* [Required work] Copy every line of the records below that holds the word "Провести".

Records from a data collection
====

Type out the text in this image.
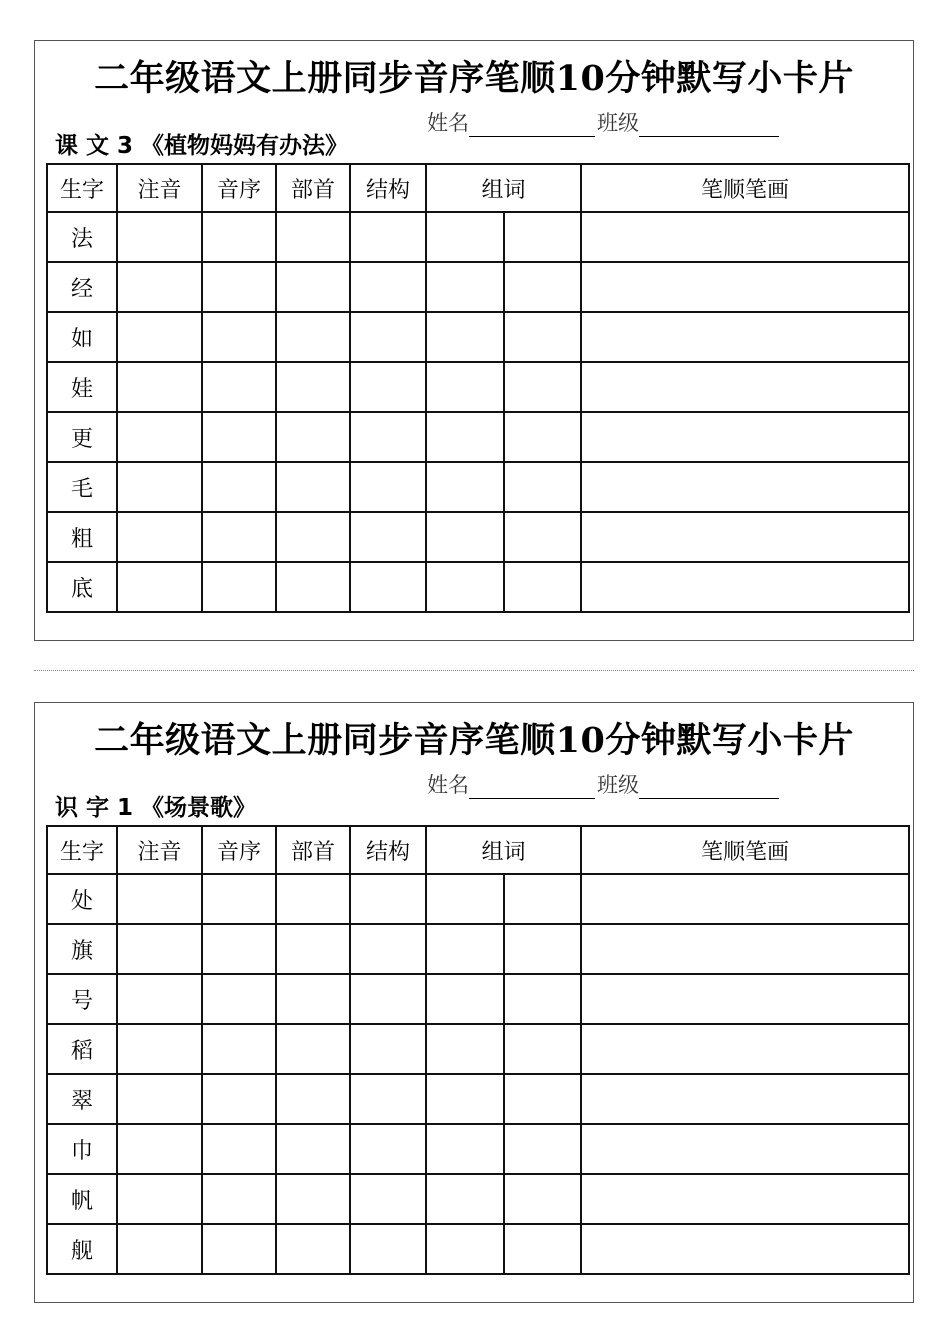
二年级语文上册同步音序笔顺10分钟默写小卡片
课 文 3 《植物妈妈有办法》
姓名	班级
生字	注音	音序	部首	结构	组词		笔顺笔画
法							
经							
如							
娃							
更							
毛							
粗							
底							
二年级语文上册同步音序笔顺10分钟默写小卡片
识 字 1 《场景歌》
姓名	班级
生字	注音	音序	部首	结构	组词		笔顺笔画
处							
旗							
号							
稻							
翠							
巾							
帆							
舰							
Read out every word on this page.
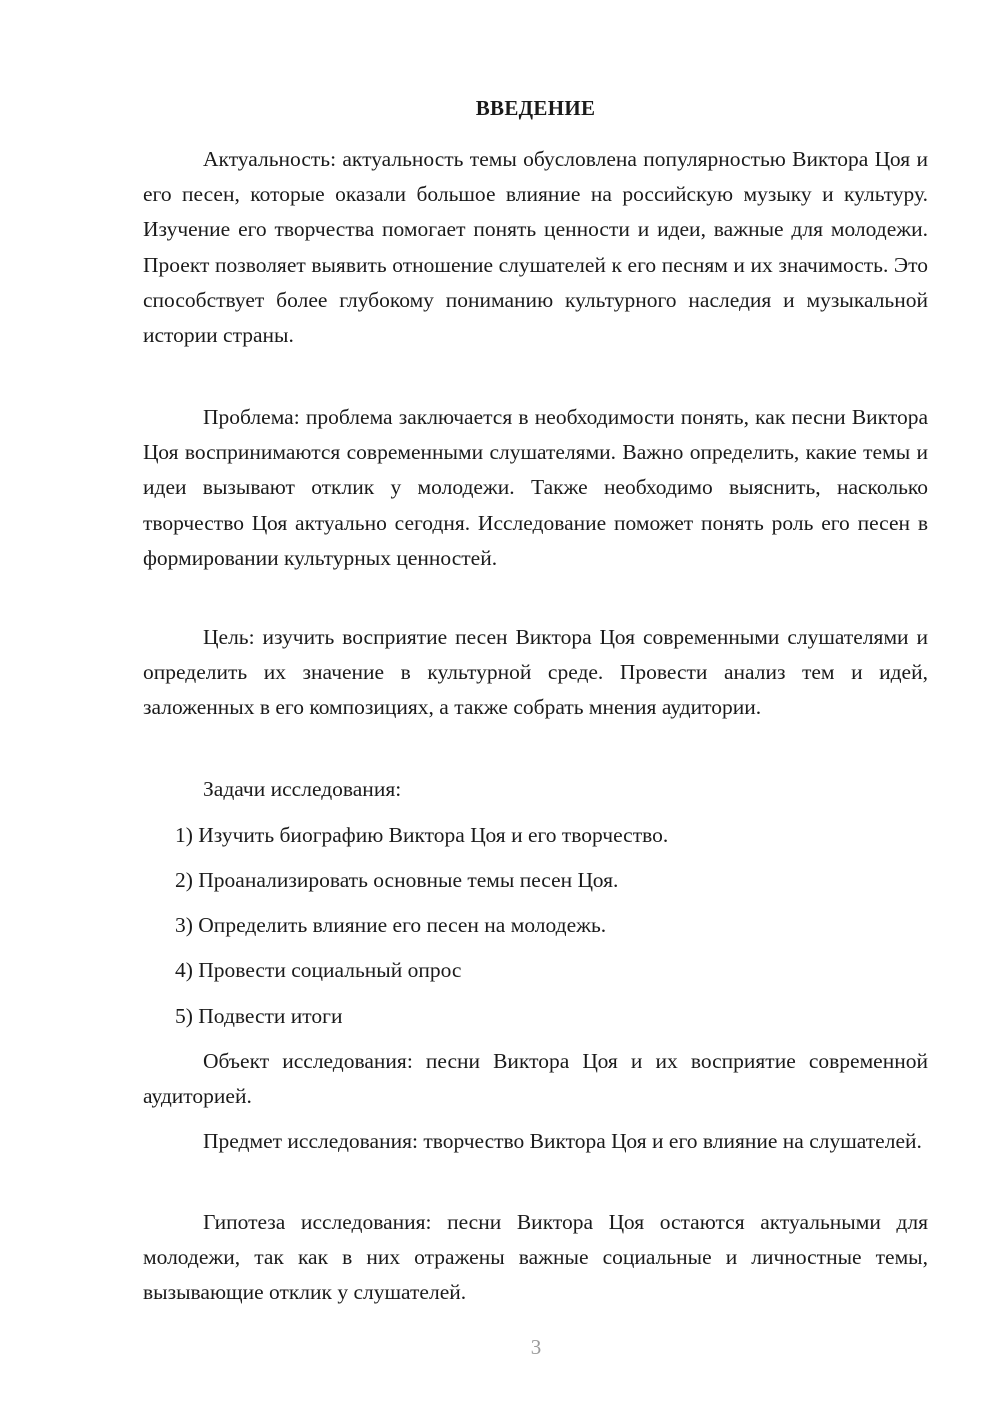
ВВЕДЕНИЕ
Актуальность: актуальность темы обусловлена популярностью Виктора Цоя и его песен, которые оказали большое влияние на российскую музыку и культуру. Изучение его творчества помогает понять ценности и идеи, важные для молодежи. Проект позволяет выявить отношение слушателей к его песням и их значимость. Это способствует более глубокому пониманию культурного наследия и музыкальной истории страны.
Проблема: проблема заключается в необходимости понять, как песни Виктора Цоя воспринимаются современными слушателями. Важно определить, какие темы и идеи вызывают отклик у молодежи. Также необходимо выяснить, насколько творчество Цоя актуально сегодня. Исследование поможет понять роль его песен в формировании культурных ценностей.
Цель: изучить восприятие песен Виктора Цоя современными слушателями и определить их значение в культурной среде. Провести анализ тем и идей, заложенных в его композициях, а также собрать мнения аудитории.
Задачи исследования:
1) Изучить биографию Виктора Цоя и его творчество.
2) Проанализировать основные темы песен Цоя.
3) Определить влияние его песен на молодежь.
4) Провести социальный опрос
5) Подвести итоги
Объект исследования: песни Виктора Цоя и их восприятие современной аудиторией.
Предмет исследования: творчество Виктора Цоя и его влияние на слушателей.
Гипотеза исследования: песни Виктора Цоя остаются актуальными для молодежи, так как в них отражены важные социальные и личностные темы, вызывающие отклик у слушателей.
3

====

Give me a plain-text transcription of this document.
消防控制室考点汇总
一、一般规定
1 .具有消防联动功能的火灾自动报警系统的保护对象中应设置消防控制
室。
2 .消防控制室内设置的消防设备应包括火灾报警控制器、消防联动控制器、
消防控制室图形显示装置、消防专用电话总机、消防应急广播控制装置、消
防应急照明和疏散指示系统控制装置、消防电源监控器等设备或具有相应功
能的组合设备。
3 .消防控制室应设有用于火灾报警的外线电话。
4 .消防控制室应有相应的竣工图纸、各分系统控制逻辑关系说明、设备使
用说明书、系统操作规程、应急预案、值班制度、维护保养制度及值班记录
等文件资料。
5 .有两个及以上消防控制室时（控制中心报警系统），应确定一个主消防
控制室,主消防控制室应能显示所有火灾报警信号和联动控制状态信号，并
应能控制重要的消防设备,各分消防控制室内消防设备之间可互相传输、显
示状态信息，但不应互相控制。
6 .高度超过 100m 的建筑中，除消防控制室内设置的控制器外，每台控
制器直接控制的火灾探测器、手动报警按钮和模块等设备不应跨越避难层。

====

* [Solution for this problem]
Цель: изучить восприятие песен Виктора Цоя современными слушателями и определить их значение в культурной среде. Провести анализ тем и идей, заложенных в его композициях, а также собрать мнения аудитории.
4) Провести социальный опрос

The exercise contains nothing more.